§ Directive: Images do not belong in the copy. Retype all the entries below exactly.

§ Input for this task:

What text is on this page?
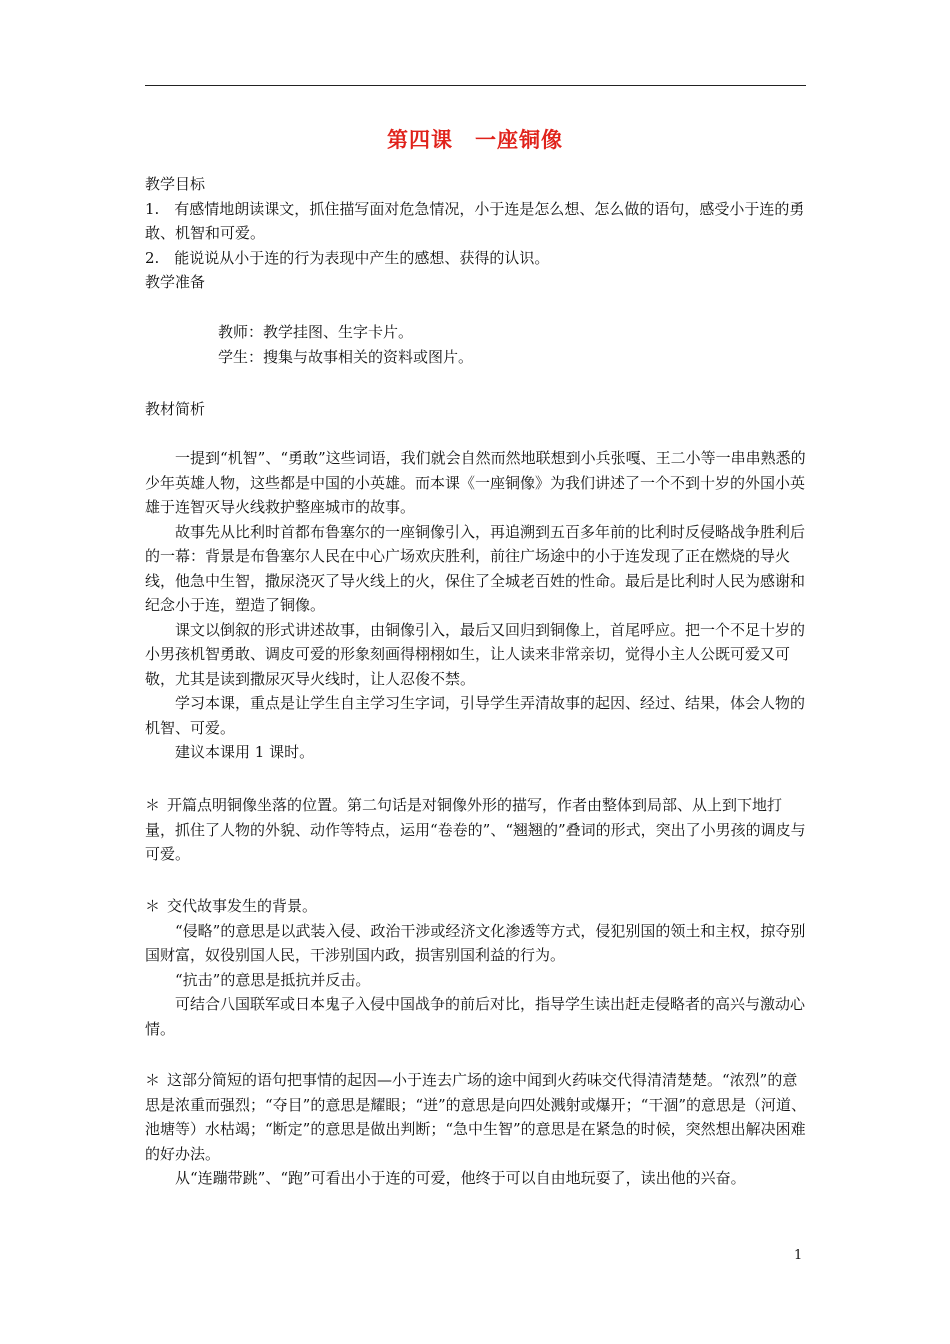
第四课　一座铜像

教学目标

1.　有感情地朗读课文，抓住描写面对危急情况，小于连是怎么想、怎么做的语句，感受小于连的勇敢、机智和可爱。

2.　能说说从小于连的行为表现中产生的感想、获得的认识。

教学准备

教师：教学挂图、生字卡片。

学生：搜集与故事相关的资料或图片。

教材简析

一提到“机智”、“勇敢”这些词语，我们就会自然而然地联想到小兵张嘎、王二小等一串串熟悉的少年英雄人物，这些都是中国的小英雄。而本课《一座铜像》为我们讲述了一个不到十岁的外国小英雄于连智灭导火线救护整座城市的故事。

故事先从比利时首都布鲁塞尔的一座铜像引入，再追溯到五百多年前的比利时反侵略战争胜利后的一幕：背景是布鲁塞尔人民在中心广场欢庆胜利，前往广场途中的小于连发现了正在燃烧的导火线，他急中生智，撒尿浇灭了导火线上的火，保住了全城老百姓的性命。最后是比利时人民为感谢和纪念小于连，塑造了铜像。

课文以倒叙的形式讲述故事，由铜像引入，最后又回归到铜像上，首尾呼应。把一个不足十岁的小男孩机智勇敢、调皮可爱的形象刻画得栩栩如生，让人读来非常亲切，觉得小主人公既可爱又可敬，尤其是读到撒尿灭导火线时，让人忍俊不禁。

学习本课，重点是让学生自主学习生字词，引导学生弄清故事的起因、经过、结果，体会人物的机智、可爱。

建议本课用 1 课时。

＊ 开篇点明铜像坐落的位置。第二句话是对铜像外形的描写，作者由整体到局部、从上到下地打量，抓住了人物的外貌、动作等特点，运用“卷卷的”、“翘翘的”叠词的形式，突出了小男孩的调皮与可爱。

＊ 交代故事发生的背景。

“侵略”的意思是以武装入侵、政治干涉或经济文化渗透等方式，侵犯别国的领土和主权，掠夺别国财富，奴役别国人民，干涉别国内政，损害别国利益的行为。

“抗击”的意思是抵抗并反击。

可结合八国联军或日本鬼子入侵中国战争的前后对比，指导学生读出赶走侵略者的高兴与激动心情。

＊ 这部分简短的语句把事情的起因—小于连去广场的途中闻到火药味交代得清清楚楚。“浓烈”的意思是浓重而强烈；“夺目”的意思是耀眼；“迸”的意思是向四处溅射或爆开；“干涸”的意思是（河道、池塘等）水枯竭；“断定”的意思是做出判断；“急中生智”的意思是在紧急的时候，突然想出解决困难的好办法。

从“连蹦带跳”、“跑”可看出小于连的可爱，他终于可以自由地玩耍了，读出他的兴奋。

1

§ Response to the task:
What text is on this page?
第四课　一座铜像

教学目标

1.　有感情地朗读课文，抓住描写面对危急情况，小于连是怎么想、怎么做的语句，感受小于连的勇敢、机智和可爱。

2.　能说说从小于连的行为表现中产生的感想、获得的认识。

教学准备

教师：教学挂图、生字卡片。

学生：搜集与故事相关的资料或图片。

教材简析

一提到“机智”、“勇敢”这些词语，我们就会自然而然地联想到小兵张嘎、王二小等一串串熟悉的少年英雄人物，这些都是中国的小英雄。而本课《一座铜像》为我们讲述了一个不到十岁的外国小英雄于连智灭导火线救护整座城市的故事。

故事先从比利时首都布鲁塞尔的一座铜像引入，再追溯到五百多年前的比利时反侵略战争胜利后的一幕：背景是布鲁塞尔人民在中心广场欢庆胜利，前往广场途中的小于连发现了正在燃烧的导火线，他急中生智，撒尿浇灭了导火线上的火，保住了全城老百姓的性命。最后是比利时人民为感谢和纪念小于连，塑造了铜像。

课文以倒叙的形式讲述故事，由铜像引入，最后又回归到铜像上，首尾呼应。把一个不足十岁的小男孩机智勇敢、调皮可爱的形象刻画得栩栩如生，让人读来非常亲切，觉得小主人公既可爱又可敬，尤其是读到撒尿灭导火线时，让人忍俊不禁。

学习本课，重点是让学生自主学习生字词，引导学生弄清故事的起因、经过、结果，体会人物的机智、可爱。

建议本课用 1 课时。

＊ 开篇点明铜像坐落的位置。第二句话是对铜像外形的描写，作者由整体到局部、从上到下地打量，抓住了人物的外貌、动作等特点，运用“卷卷的”、“翘翘的”叠词的形式，突出了小男孩的调皮与可爱。

＊ 交代故事发生的背景。

“侵略”的意思是以武装入侵、政治干涉或经济文化渗透等方式，侵犯别国的领土和主权，掠夺别国财富，奴役别国人民，干涉别国内政，损害别国利益的行为。

“抗击”的意思是抵抗并反击。

可结合八国联军或日本鬼子入侵中国战争的前后对比，指导学生读出赶走侵略者的高兴与激动心情。

＊ 这部分简短的语句把事情的起因—小于连去广场的途中闻到火药味交代得清清楚楚。“浓烈”的意思是浓重而强烈；“夺目”的意思是耀眼；“迸”的意思是向四处溅射或爆开；“干涸”的意思是（河道、池塘等）水枯竭；“断定”的意思是做出判断；“急中生智”的意思是在紧急的时候，突然想出解决困难的好办法。

从“连蹦带跳”、“跑”可看出小于连的可爱，他终于可以自由地玩耍了，读出他的兴奋。

1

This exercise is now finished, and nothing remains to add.